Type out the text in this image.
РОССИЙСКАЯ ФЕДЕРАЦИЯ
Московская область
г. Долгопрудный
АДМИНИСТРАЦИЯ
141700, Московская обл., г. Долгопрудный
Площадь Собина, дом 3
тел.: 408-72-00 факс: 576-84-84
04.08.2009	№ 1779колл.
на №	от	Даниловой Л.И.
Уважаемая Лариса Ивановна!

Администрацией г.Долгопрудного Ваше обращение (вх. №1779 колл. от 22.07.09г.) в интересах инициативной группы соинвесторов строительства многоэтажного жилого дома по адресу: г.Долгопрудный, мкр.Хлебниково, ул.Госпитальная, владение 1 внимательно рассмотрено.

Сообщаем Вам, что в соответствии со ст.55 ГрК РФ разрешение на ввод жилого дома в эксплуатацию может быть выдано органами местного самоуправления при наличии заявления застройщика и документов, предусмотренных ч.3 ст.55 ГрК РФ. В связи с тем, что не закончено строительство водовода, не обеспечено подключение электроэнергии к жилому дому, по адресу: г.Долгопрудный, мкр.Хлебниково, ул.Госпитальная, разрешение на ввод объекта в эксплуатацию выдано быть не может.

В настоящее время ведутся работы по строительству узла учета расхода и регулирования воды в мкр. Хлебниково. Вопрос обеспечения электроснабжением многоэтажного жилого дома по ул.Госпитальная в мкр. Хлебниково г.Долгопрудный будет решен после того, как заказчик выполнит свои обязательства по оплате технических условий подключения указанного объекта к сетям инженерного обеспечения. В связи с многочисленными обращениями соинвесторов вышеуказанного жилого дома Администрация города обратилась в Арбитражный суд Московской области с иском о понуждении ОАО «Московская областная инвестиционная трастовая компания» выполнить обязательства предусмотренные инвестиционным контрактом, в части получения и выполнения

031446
-*-*-
# [TASK OBJECTIVE]
Write the material out exactly, with nothing left out.

# [CORRECT RESULT]
Type out the text in this image.
РОССИЙСКАЯ ФЕДЕРАЦИЯ
Московская область
г. Долгопрудный
АДМИНИСТРАЦИЯ
141700, Московская обл., г. Долгопрудный
Площадь Собина, дом 3
тел.: 408-72-00 факс: 576-84-84
04.08.2009	№ 1779колл.
на №	от	Даниловой Л.И.
Уважаемая Лариса Ивановна!

Администрацией г.Долгопрудного Ваше обращение (вх. №1779 колл. от 22.07.09г.) в интересах инициативной группы соинвесторов строительства многоэтажного жилого дома по адресу: г.Долгопрудный, мкр.Хлебниково, ул.Госпитальная, владение 1 внимательно рассмотрено.

Сообщаем Вам, что в соответствии со ст.55 ГрК РФ разрешение на ввод жилого дома в эксплуатацию может быть выдано органами местного самоуправления при наличии заявления застройщика и документов, предусмотренных ч.3 ст.55 ГрК РФ. В связи с тем, что не закончено строительство водовода, не обеспечено подключение электроэнергии к жилому дому, по адресу: г.Долгопрудный, мкр.Хлебниково, ул.Госпитальная, разрешение на ввод объекта в эксплуатацию выдано быть не может.

В настоящее время ведутся работы по строительству узла учета расхода и регулирования воды в мкр. Хлебниково. Вопрос обеспечения электроснабжением многоэтажного жилого дома по ул.Госпитальная в мкр. Хлебниково г.Долгопрудный будет решен после того, как заказчик выполнит свои обязательства по оплате технических условий подключения указанного объекта к сетям инженерного обеспечения. В связи с многочисленными обращениями соинвесторов вышеуказанного жилого дома Администрация города обратилась в Арбитражный суд Московской области с иском о понуждении ОАО «Московская областная инвестиционная трастовая компания» выполнить обязательства предусмотренные инвестиционным контрактом, в части получения и выполнения

031446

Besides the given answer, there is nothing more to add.